======== Given data

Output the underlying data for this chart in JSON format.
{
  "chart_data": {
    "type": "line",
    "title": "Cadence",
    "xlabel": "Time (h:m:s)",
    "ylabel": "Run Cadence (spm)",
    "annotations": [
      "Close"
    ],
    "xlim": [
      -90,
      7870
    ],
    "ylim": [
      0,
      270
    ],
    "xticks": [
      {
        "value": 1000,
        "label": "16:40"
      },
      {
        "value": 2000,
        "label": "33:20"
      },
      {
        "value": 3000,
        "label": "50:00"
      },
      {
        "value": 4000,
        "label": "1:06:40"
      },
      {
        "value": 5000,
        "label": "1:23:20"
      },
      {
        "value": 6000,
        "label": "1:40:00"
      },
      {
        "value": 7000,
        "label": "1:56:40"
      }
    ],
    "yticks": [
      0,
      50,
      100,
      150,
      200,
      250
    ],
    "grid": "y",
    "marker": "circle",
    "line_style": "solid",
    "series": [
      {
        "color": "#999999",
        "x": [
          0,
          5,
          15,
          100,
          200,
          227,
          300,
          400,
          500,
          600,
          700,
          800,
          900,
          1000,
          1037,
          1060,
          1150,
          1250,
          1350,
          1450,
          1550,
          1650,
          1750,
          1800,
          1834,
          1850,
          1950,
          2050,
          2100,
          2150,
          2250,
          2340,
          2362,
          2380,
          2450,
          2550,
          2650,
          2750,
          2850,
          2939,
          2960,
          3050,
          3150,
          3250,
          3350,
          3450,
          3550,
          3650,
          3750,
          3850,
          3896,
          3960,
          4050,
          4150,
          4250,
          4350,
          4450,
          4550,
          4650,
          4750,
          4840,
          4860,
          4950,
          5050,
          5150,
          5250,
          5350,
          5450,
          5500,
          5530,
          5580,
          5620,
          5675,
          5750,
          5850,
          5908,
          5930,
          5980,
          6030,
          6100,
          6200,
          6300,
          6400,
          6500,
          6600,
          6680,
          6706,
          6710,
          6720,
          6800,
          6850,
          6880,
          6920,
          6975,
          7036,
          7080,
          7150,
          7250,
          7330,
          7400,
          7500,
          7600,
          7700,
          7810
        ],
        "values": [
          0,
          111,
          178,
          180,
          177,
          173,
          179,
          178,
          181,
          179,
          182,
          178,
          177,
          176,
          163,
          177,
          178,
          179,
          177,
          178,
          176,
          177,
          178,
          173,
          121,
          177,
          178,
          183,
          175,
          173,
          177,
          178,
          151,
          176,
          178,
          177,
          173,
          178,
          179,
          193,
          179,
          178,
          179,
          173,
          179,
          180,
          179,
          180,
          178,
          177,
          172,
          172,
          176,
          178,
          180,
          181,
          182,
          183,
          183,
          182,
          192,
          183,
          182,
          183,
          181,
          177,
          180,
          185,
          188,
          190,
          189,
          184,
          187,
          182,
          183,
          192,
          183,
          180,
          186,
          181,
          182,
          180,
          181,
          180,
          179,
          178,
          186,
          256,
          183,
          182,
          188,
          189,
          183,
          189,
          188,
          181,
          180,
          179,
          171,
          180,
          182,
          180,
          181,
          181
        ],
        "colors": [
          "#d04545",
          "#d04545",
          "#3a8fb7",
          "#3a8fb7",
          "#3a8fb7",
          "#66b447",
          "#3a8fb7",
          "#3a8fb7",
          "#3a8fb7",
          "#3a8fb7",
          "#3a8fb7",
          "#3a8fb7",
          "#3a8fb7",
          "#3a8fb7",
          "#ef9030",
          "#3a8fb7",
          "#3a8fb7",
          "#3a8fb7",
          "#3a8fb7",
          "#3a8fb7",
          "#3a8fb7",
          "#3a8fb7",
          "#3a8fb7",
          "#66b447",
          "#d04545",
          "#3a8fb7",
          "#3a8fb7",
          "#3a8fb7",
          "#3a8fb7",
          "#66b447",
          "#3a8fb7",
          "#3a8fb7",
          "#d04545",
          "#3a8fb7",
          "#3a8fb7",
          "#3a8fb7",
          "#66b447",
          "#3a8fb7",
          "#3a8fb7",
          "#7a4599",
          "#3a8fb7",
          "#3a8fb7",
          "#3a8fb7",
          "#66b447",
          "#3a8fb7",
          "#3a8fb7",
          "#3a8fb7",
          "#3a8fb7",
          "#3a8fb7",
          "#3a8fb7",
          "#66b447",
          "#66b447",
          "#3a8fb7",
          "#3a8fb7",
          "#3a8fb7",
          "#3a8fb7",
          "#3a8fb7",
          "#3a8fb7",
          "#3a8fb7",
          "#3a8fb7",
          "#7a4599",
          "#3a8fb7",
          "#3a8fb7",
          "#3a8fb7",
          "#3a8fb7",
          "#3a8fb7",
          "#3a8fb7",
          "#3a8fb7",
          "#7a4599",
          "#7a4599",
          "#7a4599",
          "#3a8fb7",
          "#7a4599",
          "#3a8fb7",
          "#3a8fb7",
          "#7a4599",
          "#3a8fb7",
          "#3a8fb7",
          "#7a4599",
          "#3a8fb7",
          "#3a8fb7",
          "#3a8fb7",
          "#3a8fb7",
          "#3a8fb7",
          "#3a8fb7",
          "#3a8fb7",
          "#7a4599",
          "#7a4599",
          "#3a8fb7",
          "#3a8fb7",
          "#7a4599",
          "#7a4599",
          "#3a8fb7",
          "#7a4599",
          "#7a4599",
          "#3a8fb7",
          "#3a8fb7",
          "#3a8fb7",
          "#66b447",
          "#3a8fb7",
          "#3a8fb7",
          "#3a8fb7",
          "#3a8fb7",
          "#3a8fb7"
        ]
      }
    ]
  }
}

================

Description of the task:
Print again each line of the listing above, exactly as it appears.

Response to this exercise:
Output the underlying data for this chart in JSON format.
{
  "chart_data": {
    "type": "line",
    "title": "Cadence",
    "xlabel": "Time (h:m:s)",
    "ylabel": "Run Cadence (spm)",
    "annotations": [
      "Close"
    ],
    "xlim": [
      -90,
      7870
    ],
    "ylim": [
      0,
      270
    ],
    "xticks": [
      {
        "value": 1000,
        "label": "16:40"
      },
      {
        "value": 2000,
        "label": "33:20"
      },
      {
        "value": 3000,
        "label": "50:00"
      },
      {
        "value": 4000,
        "label": "1:06:40"
      },
      {
        "value": 5000,
        "label": "1:23:20"
      },
      {
        "value": 6000,
        "label": "1:40:00"
      },
      {
        "value": 7000,
        "label": "1:56:40"
      }
    ],
    "yticks": [
      0,
      50,
      100,
      150,
      200,
      250
    ],
    "grid": "y",
    "marker": "circle",
    "line_style": "solid",
    "series": [
      {
        "color": "#999999",
        "x": [
          0,
          5,
          15,
          100,
          200,
          227,
          300,
          400,
          500,
          600,
          700,
          800,
          900,
          1000,
          1037,
          1060,
          1150,
          1250,
          1350,
          1450,
          1550,
          1650,
          1750,
          1800,
          1834,
          1850,
          1950,
          2050,
          2100,
          2150,
          2250,
          2340,
          2362,
          2380,
          2450,
          2550,
          2650,
          2750,
          2850,
          2939,
          2960,
          3050,
          3150,
          3250,
          3350,
          3450,
          3550,
          3650,
          3750,
          3850,
          3896,
          3960,
          4050,
          4150,
          4250,
          4350,
          4450,
          4550,
          4650,
          4750,
          4840,
          4860,
          4950,
          5050,
          5150,
          5250,
          5350,
          5450,
          5500,
          5530,
          5580,
          5620,
          5675,
          5750,
          5850,
          5908,
          5930,
          5980,
          6030,
          6100,
          6200,
          6300,
          6400,
          6500,
          6600,
          6680,
          6706,
          6710,
          6720,
          6800,
          6850,
          6880,
          6920,
          6975,
          7036,
          7080,
          7150,
          7250,
          7330,
          7400,
          7500,
          7600,
          7700,
          7810
        ],
        "values": [
          0,
          111,
          178,
          180,
          177,
          173,
          179,
          178,
          181,
          179,
          182,
          178,
          177,
          176,
          163,
          177,
          178,
          179,
          177,
          178,
          176,
          177,
          178,
          173,
          121,
          177,
          178,
          183,
          175,
          173,
          177,
          178,
          151,
          176,
          178,
          177,
          173,
          178,
          179,
          193,
          179,
          178,
          179,
          173,
          179,
          180,
          179,
          180,
          178,
          177,
          172,
          172,
          176,
          178,
          180,
          181,
          182,
          183,
          183,
          182,
          192,
          183,
          182,
          183,
          181,
          177,
          180,
          185,
          188,
          190,
          189,
          184,
          187,
          182,
          183,
          192,
          183,
          180,
          186,
          181,
          182,
          180,
          181,
          180,
          179,
          178,
          186,
          256,
          183,
          182,
          188,
          189,
          183,
          189,
          188,
          181,
          180,
          179,
          171,
          180,
          182,
          180,
          181,
          181
        ],
        "colors": [
          "#d04545",
          "#d04545",
          "#3a8fb7",
          "#3a8fb7",
          "#3a8fb7",
          "#66b447",
          "#3a8fb7",
          "#3a8fb7",
          "#3a8fb7",
          "#3a8fb7",
          "#3a8fb7",
          "#3a8fb7",
          "#3a8fb7",
          "#3a8fb7",
          "#ef9030",
          "#3a8fb7",
          "#3a8fb7",
          "#3a8fb7",
          "#3a8fb7",
          "#3a8fb7",
          "#3a8fb7",
          "#3a8fb7",
          "#3a8fb7",
          "#66b447",
          "#d04545",
          "#3a8fb7",
          "#3a8fb7",
          "#3a8fb7",
          "#3a8fb7",
          "#66b447",
          "#3a8fb7",
          "#3a8fb7",
          "#d04545",
          "#3a8fb7",
          "#3a8fb7",
          "#3a8fb7",
          "#66b447",
          "#3a8fb7",
          "#3a8fb7",
          "#7a4599",
          "#3a8fb7",
          "#3a8fb7",
          "#3a8fb7",
          "#66b447",
          "#3a8fb7",
          "#3a8fb7",
          "#3a8fb7",
          "#3a8fb7",
          "#3a8fb7",
          "#3a8fb7",
          "#66b447",
          "#66b447",
          "#3a8fb7",
          "#3a8fb7",
          "#3a8fb7",
          "#3a8fb7",
          "#3a8fb7",
          "#3a8fb7",
          "#3a8fb7",
          "#3a8fb7",
          "#7a4599",
          "#3a8fb7",
          "#3a8fb7",
          "#3a8fb7",
          "#3a8fb7",
          "#3a8fb7",
          "#3a8fb7",
          "#3a8fb7",
          "#7a4599",
          "#7a4599",
          "#7a4599",
          "#3a8fb7",
          "#7a4599",
          "#3a8fb7",
          "#3a8fb7",
          "#7a4599",
          "#3a8fb7",
          "#3a8fb7",
          "#7a4599",
          "#3a8fb7",
          "#3a8fb7",
          "#3a8fb7",
          "#3a8fb7",
          "#3a8fb7",
          "#3a8fb7",
          "#3a8fb7",
          "#7a4599",
          "#7a4599",
          "#3a8fb7",
          "#3a8fb7",
          "#7a4599",
          "#7a4599",
          "#3a8fb7",
          "#7a4599",
          "#7a4599",
          "#3a8fb7",
          "#3a8fb7",
          "#3a8fb7",
          "#66b447",
          "#3a8fb7",
          "#3a8fb7",
          "#3a8fb7",
          "#3a8fb7",
          "#3a8fb7"
        ]
      }
    ]
  }
}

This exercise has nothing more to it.